YOUR GOAL = Show every line of the records below that contains the word "plain".

Begin

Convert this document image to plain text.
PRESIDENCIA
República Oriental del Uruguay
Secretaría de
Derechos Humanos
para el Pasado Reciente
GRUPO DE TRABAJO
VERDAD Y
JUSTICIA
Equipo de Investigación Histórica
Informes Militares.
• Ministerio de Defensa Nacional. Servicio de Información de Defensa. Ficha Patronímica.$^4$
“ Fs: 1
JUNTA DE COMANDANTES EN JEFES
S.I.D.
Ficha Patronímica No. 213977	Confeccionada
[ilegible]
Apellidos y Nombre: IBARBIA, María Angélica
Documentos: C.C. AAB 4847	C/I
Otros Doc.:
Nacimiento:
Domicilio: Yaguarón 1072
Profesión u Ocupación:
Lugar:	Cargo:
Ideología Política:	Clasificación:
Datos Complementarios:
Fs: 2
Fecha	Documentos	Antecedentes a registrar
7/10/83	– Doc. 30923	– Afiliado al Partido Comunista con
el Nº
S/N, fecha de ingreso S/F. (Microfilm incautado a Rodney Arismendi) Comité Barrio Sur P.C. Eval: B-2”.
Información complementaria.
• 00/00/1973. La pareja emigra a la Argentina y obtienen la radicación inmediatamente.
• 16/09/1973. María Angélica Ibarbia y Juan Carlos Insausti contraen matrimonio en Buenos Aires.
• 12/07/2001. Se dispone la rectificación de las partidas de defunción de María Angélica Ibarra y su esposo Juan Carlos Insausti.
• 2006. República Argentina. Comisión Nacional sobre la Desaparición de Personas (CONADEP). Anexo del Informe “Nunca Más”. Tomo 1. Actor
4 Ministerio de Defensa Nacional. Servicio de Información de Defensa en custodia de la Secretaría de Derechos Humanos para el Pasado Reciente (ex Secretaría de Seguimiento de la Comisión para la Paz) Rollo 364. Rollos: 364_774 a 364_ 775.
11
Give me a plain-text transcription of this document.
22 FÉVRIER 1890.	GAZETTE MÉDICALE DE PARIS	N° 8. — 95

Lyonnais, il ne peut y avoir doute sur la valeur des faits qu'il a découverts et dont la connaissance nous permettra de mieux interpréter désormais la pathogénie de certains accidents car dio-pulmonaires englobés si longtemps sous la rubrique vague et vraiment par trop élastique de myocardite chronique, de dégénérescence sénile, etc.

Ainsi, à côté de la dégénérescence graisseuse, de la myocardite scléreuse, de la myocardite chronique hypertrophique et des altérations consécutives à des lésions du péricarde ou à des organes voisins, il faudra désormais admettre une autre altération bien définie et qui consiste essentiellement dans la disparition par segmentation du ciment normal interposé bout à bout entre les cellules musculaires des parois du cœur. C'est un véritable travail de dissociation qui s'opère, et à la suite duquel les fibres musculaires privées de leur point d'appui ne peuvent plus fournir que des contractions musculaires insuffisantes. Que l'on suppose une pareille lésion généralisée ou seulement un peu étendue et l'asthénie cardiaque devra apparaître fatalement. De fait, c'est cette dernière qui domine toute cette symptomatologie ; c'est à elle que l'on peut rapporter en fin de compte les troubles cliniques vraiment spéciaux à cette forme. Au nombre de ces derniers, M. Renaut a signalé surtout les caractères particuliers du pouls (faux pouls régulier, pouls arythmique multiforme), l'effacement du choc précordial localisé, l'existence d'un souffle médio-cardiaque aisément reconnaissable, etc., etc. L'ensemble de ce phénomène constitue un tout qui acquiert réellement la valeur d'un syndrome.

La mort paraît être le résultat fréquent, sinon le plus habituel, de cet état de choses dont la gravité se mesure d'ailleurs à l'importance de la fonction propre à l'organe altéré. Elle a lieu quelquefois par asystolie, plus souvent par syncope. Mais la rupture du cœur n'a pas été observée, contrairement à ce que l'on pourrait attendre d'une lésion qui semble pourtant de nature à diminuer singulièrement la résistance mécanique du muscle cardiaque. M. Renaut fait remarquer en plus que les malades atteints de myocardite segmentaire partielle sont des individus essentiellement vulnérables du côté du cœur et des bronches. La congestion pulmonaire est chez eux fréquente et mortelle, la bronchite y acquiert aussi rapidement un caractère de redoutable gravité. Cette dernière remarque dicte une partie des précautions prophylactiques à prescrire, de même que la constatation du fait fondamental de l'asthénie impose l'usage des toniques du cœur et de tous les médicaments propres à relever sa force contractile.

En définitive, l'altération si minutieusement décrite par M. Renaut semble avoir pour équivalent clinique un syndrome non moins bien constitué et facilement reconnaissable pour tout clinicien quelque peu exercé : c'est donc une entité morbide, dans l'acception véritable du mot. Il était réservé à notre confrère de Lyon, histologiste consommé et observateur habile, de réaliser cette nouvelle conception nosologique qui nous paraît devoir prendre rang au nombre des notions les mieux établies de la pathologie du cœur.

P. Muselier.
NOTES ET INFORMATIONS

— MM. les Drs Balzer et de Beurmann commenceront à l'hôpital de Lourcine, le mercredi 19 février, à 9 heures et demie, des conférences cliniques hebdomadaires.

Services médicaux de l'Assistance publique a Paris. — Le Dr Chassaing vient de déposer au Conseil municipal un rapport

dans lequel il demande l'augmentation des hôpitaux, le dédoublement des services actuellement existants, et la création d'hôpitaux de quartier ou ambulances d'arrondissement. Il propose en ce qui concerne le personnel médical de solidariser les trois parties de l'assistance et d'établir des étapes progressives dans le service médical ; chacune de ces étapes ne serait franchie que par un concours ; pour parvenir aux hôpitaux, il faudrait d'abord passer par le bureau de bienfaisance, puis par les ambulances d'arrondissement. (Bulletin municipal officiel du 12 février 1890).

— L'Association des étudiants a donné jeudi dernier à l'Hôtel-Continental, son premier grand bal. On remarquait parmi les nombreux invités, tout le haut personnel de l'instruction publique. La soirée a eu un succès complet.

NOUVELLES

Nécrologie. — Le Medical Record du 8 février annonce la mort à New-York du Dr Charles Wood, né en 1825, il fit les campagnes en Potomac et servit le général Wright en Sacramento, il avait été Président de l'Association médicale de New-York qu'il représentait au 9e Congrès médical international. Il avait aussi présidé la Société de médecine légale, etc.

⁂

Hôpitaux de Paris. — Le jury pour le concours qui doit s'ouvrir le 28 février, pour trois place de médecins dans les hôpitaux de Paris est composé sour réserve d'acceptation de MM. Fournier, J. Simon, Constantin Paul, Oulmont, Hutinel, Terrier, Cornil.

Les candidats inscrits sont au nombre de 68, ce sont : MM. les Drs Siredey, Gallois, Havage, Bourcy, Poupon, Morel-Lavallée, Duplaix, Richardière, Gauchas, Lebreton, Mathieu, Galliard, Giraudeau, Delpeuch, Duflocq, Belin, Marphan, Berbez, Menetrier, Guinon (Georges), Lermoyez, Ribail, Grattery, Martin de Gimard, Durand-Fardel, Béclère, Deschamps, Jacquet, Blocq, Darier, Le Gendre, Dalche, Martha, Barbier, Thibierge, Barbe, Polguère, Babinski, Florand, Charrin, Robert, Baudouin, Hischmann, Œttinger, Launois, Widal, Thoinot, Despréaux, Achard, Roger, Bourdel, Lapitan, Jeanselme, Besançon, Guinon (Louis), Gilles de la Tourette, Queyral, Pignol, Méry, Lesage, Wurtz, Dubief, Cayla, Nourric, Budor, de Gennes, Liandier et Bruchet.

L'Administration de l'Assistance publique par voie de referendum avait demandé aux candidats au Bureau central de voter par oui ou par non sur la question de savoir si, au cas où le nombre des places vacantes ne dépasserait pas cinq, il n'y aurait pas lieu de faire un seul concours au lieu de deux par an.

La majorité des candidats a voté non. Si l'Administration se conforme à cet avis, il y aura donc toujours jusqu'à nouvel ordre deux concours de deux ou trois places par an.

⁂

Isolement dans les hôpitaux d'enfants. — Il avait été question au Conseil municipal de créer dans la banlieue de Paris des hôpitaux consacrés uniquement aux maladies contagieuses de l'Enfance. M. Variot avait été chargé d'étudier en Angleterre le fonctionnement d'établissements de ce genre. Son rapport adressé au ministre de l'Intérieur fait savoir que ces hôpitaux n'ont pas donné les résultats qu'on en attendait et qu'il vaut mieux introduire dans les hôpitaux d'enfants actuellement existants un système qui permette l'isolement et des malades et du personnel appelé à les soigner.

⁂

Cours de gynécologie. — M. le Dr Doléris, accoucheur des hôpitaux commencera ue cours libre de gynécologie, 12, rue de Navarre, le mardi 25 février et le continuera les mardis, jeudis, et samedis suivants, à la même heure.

End

EXPECTED ANSWER =
Convert this document image to plain text.
Give me a plain-text transcription of this document.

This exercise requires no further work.